# To be done:
Copy every entry exactly.
^^^^^^^^^^^^^^^^
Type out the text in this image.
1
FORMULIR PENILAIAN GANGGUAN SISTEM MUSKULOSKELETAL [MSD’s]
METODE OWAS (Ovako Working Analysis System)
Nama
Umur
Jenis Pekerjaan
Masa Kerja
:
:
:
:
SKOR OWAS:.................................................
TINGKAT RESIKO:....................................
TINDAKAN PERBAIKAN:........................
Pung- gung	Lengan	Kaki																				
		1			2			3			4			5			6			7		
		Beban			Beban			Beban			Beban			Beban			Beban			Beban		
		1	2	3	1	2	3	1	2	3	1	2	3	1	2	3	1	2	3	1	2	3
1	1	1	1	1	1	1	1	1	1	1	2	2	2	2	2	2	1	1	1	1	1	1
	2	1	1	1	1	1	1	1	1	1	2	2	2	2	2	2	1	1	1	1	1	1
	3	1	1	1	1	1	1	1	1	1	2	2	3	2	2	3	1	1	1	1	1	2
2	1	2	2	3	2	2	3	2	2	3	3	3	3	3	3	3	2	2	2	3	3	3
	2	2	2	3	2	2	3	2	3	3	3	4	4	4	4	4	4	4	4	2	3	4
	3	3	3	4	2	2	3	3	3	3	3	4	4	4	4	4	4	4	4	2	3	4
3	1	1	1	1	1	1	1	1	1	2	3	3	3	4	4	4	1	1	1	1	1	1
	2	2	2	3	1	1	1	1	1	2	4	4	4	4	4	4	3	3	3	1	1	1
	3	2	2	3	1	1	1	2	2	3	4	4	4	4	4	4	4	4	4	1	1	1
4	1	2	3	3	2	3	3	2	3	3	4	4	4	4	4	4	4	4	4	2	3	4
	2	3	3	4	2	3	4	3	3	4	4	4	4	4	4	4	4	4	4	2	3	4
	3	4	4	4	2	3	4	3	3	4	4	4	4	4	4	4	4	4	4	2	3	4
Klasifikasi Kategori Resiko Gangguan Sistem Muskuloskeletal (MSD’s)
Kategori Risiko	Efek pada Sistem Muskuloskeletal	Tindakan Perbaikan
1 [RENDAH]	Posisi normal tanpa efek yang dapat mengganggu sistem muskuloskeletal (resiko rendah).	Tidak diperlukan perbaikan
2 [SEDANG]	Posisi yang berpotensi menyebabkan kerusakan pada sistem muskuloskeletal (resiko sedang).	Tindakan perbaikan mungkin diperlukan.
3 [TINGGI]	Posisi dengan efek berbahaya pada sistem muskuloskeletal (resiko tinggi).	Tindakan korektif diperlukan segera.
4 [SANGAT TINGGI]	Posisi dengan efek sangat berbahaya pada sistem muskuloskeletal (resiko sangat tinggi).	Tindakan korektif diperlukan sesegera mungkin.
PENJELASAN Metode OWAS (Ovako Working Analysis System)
^^^^^^^^^^^^^^^^
# Exercise solution:
Type out the text in this image.
1
FORMULIR PENILAIAN GANGGUAN SISTEM MUSKULOSKELETAL [MSD’s]
METODE OWAS (Ovako Working Analysis System)
Nama
Umur
Jenis Pekerjaan
Masa Kerja
:
:
:
:
SKOR OWAS:.................................................
TINGKAT RESIKO:....................................
TINDAKAN PERBAIKAN:........................
Pung- gung	Lengan	Kaki																				
		1			2			3			4			5			6			7		
		Beban			Beban			Beban			Beban			Beban			Beban			Beban		
		1	2	3	1	2	3	1	2	3	1	2	3	1	2	3	1	2	3	1	2	3
1	1	1	1	1	1	1	1	1	1	1	2	2	2	2	2	2	1	1	1	1	1	1
	2	1	1	1	1	1	1	1	1	1	2	2	2	2	2	2	1	1	1	1	1	1
	3	1	1	1	1	1	1	1	1	1	2	2	3	2	2	3	1	1	1	1	1	2
2	1	2	2	3	2	2	3	2	2	3	3	3	3	3	3	3	2	2	2	3	3	3
	2	2	2	3	2	2	3	2	3	3	3	4	4	4	4	4	4	4	4	2	3	4
	3	3	3	4	2	2	3	3	3	3	3	4	4	4	4	4	4	4	4	2	3	4
3	1	1	1	1	1	1	1	1	1	2	3	3	3	4	4	4	1	1	1	1	1	1
	2	2	2	3	1	1	1	1	1	2	4	4	4	4	4	4	3	3	3	1	1	1
	3	2	2	3	1	1	1	2	2	3	4	4	4	4	4	4	4	4	4	1	1	1
4	1	2	3	3	2	3	3	2	3	3	4	4	4	4	4	4	4	4	4	2	3	4
	2	3	3	4	2	3	4	3	3	4	4	4	4	4	4	4	4	4	4	2	3	4
	3	4	4	4	2	3	4	3	3	4	4	4	4	4	4	4	4	4	4	2	3	4
Klasifikasi Kategori Resiko Gangguan Sistem Muskuloskeletal (MSD’s)
Kategori Risiko	Efek pada Sistem Muskuloskeletal	Tindakan Perbaikan
1 [RENDAH]	Posisi normal tanpa efek yang dapat mengganggu sistem muskuloskeletal (resiko rendah).	Tidak diperlukan perbaikan
2 [SEDANG]	Posisi yang berpotensi menyebabkan kerusakan pada sistem muskuloskeletal (resiko sedang).	Tindakan perbaikan mungkin diperlukan.
3 [TINGGI]	Posisi dengan efek berbahaya pada sistem muskuloskeletal (resiko tinggi).	Tindakan korektif diperlukan segera.
4 [SANGAT TINGGI]	Posisi dengan efek sangat berbahaya pada sistem muskuloskeletal (resiko sangat tinggi).	Tindakan korektif diperlukan sesegera mungkin.
PENJELASAN Metode OWAS (Ovako Working Analysis System)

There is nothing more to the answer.